Task requirements => Nothing in the records may be left out or altered; reproduce them all exactly.
⟨
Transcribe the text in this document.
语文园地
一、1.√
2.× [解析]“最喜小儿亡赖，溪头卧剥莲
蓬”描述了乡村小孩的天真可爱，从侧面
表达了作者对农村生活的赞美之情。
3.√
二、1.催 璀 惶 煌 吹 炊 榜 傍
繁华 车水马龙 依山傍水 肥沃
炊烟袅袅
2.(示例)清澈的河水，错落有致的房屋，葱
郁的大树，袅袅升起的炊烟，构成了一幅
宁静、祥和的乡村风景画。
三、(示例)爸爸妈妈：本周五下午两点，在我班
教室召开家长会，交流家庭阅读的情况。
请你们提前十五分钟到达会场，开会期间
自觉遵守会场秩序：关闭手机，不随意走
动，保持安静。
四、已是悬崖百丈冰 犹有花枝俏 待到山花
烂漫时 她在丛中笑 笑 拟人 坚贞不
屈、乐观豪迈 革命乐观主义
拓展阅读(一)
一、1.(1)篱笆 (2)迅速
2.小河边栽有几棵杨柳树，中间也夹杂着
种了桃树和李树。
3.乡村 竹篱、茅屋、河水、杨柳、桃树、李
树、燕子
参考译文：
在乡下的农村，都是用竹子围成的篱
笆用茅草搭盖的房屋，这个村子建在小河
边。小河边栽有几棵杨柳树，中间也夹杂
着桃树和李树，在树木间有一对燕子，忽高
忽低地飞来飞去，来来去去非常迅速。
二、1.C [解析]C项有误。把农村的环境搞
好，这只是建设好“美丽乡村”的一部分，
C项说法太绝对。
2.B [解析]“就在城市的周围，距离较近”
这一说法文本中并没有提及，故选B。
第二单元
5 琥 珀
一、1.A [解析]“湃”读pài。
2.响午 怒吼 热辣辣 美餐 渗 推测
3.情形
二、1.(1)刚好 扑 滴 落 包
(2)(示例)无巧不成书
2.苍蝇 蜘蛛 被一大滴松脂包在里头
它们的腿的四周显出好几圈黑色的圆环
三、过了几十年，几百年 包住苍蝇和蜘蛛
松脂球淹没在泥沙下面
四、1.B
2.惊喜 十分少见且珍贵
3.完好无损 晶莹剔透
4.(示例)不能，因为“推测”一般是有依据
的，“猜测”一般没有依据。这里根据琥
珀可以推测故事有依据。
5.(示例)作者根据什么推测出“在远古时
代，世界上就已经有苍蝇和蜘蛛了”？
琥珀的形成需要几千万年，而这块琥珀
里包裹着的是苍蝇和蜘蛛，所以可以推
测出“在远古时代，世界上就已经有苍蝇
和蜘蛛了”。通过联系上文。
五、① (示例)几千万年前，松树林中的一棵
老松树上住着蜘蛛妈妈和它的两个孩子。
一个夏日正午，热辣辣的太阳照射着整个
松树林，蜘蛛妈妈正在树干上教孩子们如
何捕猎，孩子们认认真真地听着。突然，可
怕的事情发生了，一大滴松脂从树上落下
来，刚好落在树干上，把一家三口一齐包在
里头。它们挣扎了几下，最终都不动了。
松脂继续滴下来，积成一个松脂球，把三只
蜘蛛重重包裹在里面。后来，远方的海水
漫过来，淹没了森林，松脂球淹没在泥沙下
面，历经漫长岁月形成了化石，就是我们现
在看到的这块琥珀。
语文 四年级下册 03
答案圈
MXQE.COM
⟩
Response for this exercise =>
Transcribe the text in this document.
语文园地
一、1.√
2.× [解析]“最喜小儿亡赖，溪头卧剥莲
蓬”描述了乡村小孩的天真可爱，从侧面
表达了作者对农村生活的赞美之情。
3.√
二、1.催 璀 惶 煌 吹 炊 榜 傍
繁华 车水马龙 依山傍水 肥沃
炊烟袅袅
2.(示例)清澈的河水，错落有致的房屋，葱
郁的大树，袅袅升起的炊烟，构成了一幅
宁静、祥和的乡村风景画。
三、(示例)爸爸妈妈：本周五下午两点，在我班
教室召开家长会，交流家庭阅读的情况。
请你们提前十五分钟到达会场，开会期间
自觉遵守会场秩序：关闭手机，不随意走
动，保持安静。
四、已是悬崖百丈冰 犹有花枝俏 待到山花
烂漫时 她在丛中笑 笑 拟人 坚贞不
屈、乐观豪迈 革命乐观主义
拓展阅读(一)
一、1.(1)篱笆 (2)迅速
2.小河边栽有几棵杨柳树，中间也夹杂着
种了桃树和李树。
3.乡村 竹篱、茅屋、河水、杨柳、桃树、李
树、燕子
参考译文：
在乡下的农村，都是用竹子围成的篱
笆用茅草搭盖的房屋，这个村子建在小河
边。小河边栽有几棵杨柳树，中间也夹杂
着桃树和李树，在树木间有一对燕子，忽高
忽低地飞来飞去，来来去去非常迅速。
二、1.C [解析]C项有误。把农村的环境搞
好，这只是建设好“美丽乡村”的一部分，
C项说法太绝对。
2.B [解析]“就在城市的周围，距离较近”
这一说法文本中并没有提及，故选B。
第二单元
5 琥 珀
一、1.A [解析]“湃”读pài。
2.响午 怒吼 热辣辣 美餐 渗 推测
3.情形
二、1.(1)刚好 扑 滴 落 包
(2)(示例)无巧不成书
2.苍蝇 蜘蛛 被一大滴松脂包在里头
它们的腿的四周显出好几圈黑色的圆环
三、过了几十年，几百年 包住苍蝇和蜘蛛
松脂球淹没在泥沙下面
四、1.B
2.惊喜 十分少见且珍贵
3.完好无损 晶莹剔透
4.(示例)不能，因为“推测”一般是有依据
的，“猜测”一般没有依据。这里根据琥
珀可以推测故事有依据。
5.(示例)作者根据什么推测出“在远古时
代，世界上就已经有苍蝇和蜘蛛了”？
琥珀的形成需要几千万年，而这块琥珀
里包裹着的是苍蝇和蜘蛛，所以可以推
测出“在远古时代，世界上就已经有苍蝇
和蜘蛛了”。通过联系上文。
五、① (示例)几千万年前，松树林中的一棵
老松树上住着蜘蛛妈妈和它的两个孩子。
一个夏日正午，热辣辣的太阳照射着整个
松树林，蜘蛛妈妈正在树干上教孩子们如
何捕猎，孩子们认认真真地听着。突然，可
怕的事情发生了，一大滴松脂从树上落下
来，刚好落在树干上，把一家三口一齐包在
里头。它们挣扎了几下，最终都不动了。
松脂继续滴下来，积成一个松脂球，把三只
蜘蛛重重包裹在里面。后来，远方的海水
漫过来，淹没了森林，松脂球淹没在泥沙下
面，历经漫长岁月形成了化石，就是我们现
在看到的这块琥珀。
语文 四年级下册 03
答案圈
MXQE.COM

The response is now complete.